Check every line below for the word "core" and copy the ones that have it.

>> Start RECORDS PROVIDED

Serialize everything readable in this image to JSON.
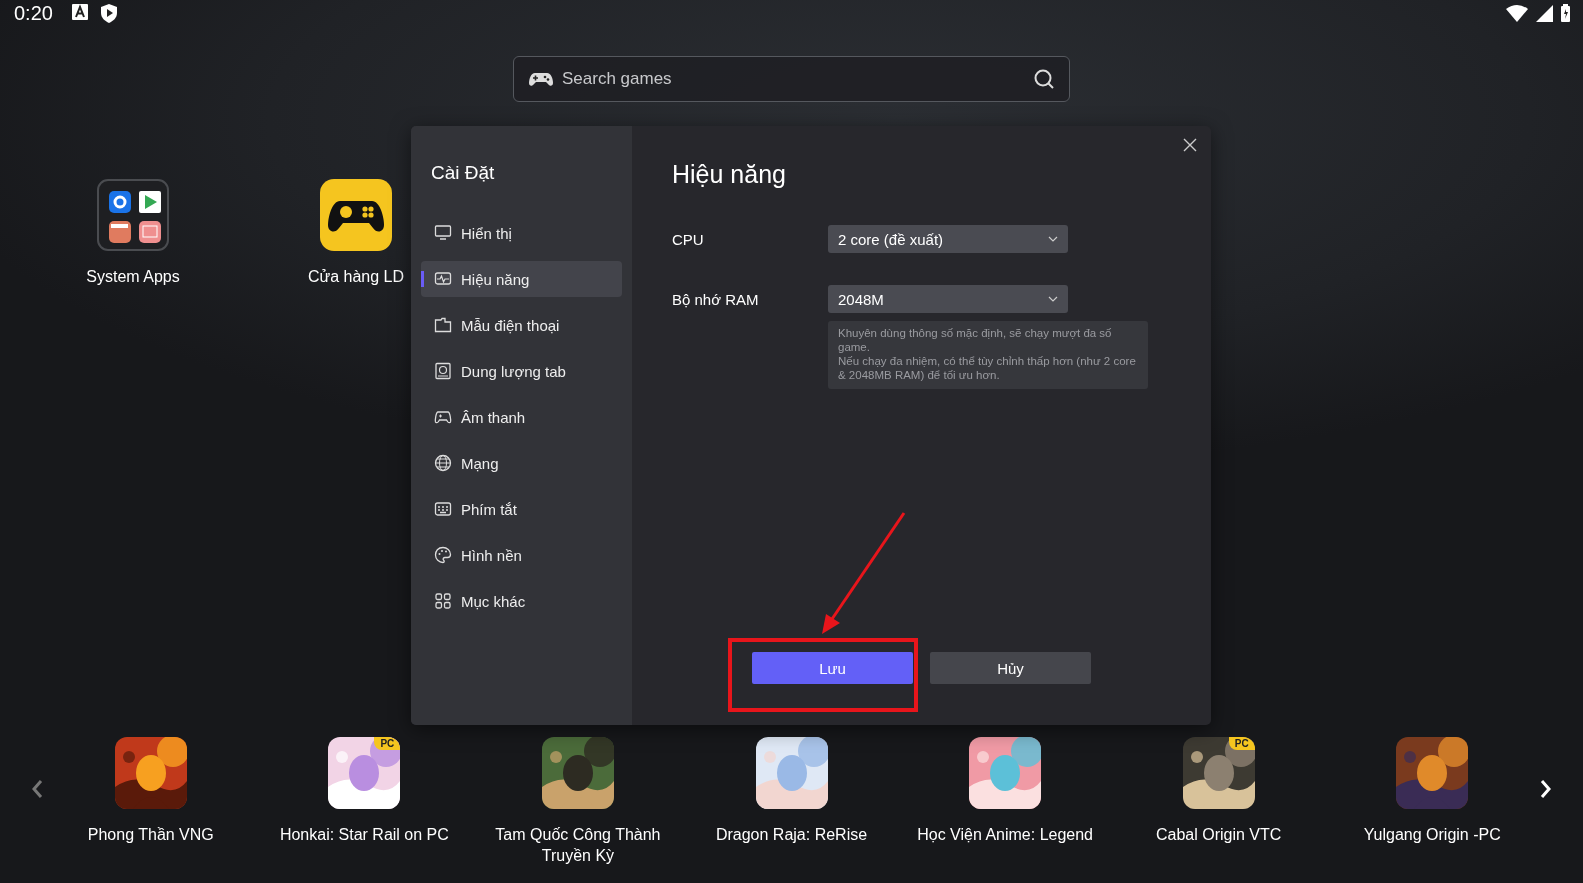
{
  "status_bar": {
    "time": "0:20"
  },
  "search": {
    "placeholder": "Search games"
  },
  "desktop_apps": [
    {
      "label": "System Apps",
      "kind": "folder"
    },
    {
      "label": "Cửa hàng LD",
      "kind": "store"
    }
  ],
  "settings_dialog": {
    "title": "Cài Đặt",
    "sidebar": {
      "items": [
        {
          "label": "Hiển thị",
          "selected": false
        },
        {
          "label": "Hiệu năng",
          "selected": true
        },
        {
          "label": "Mẫu điện thoại",
          "selected": false
        },
        {
          "label": "Dung lượng tab",
          "selected": false
        },
        {
          "label": "Âm thanh",
          "selected": false
        },
        {
          "label": "Mạng",
          "selected": false
        },
        {
          "label": "Phím tắt",
          "selected": false
        },
        {
          "label": "Hình nền",
          "selected": false
        },
        {
          "label": "Mục khác",
          "selected": false
        }
      ]
    },
    "page_title": "Hiệu năng",
    "fields": [
      {
        "label": "CPU",
        "value": "2 core (đề xuất)"
      },
      {
        "label": "Bộ nhớ RAM",
        "value": "2048M"
      }
    ],
    "hint": [
      "Khuyên dùng thông số mặc định, sẽ chạy mượt đa số game.",
      "Nếu chạy đa nhiệm, có thể tùy chỉnh thấp hơn (như 2 core & 2048MB RAM) để tối ưu hơn."
    ],
    "buttons": [
      {
        "label": "Lưu",
        "kind": "primary"
      },
      {
        "label": "Hủy",
        "kind": "secondary"
      }
    ]
  },
  "games": [
    {
      "title": "Phong Thần VNG",
      "kind": "picture"
    },
    {
      "title": "Honkai: Star Rail on PC",
      "kind": "picture",
      "badge": "PC"
    },
    {
      "title": "Tam Quốc Công Thành Truyền Kỳ",
      "kind": "picture"
    },
    {
      "title": "Dragon Raja: ReRise",
      "kind": "picture"
    },
    {
      "title": "Học Viện Anime: Legend",
      "kind": "picture"
    },
    {
      "title": "Cabal Origin VTC",
      "kind": "picture",
      "badge": "PC"
    },
    {
      "title": "Yulgang Origin -PC",
      "kind": "picture"
    }
  ]
}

>> End RECORDS PROVIDED

■ **FULL OUTPUT**
        "value": "2 core (đề xuất)"
      "Nếu chạy đa nhiệm, có thể tùy chỉnh thấp hơn (như 2 core & 2048MB RAM) để tối ưu hơn."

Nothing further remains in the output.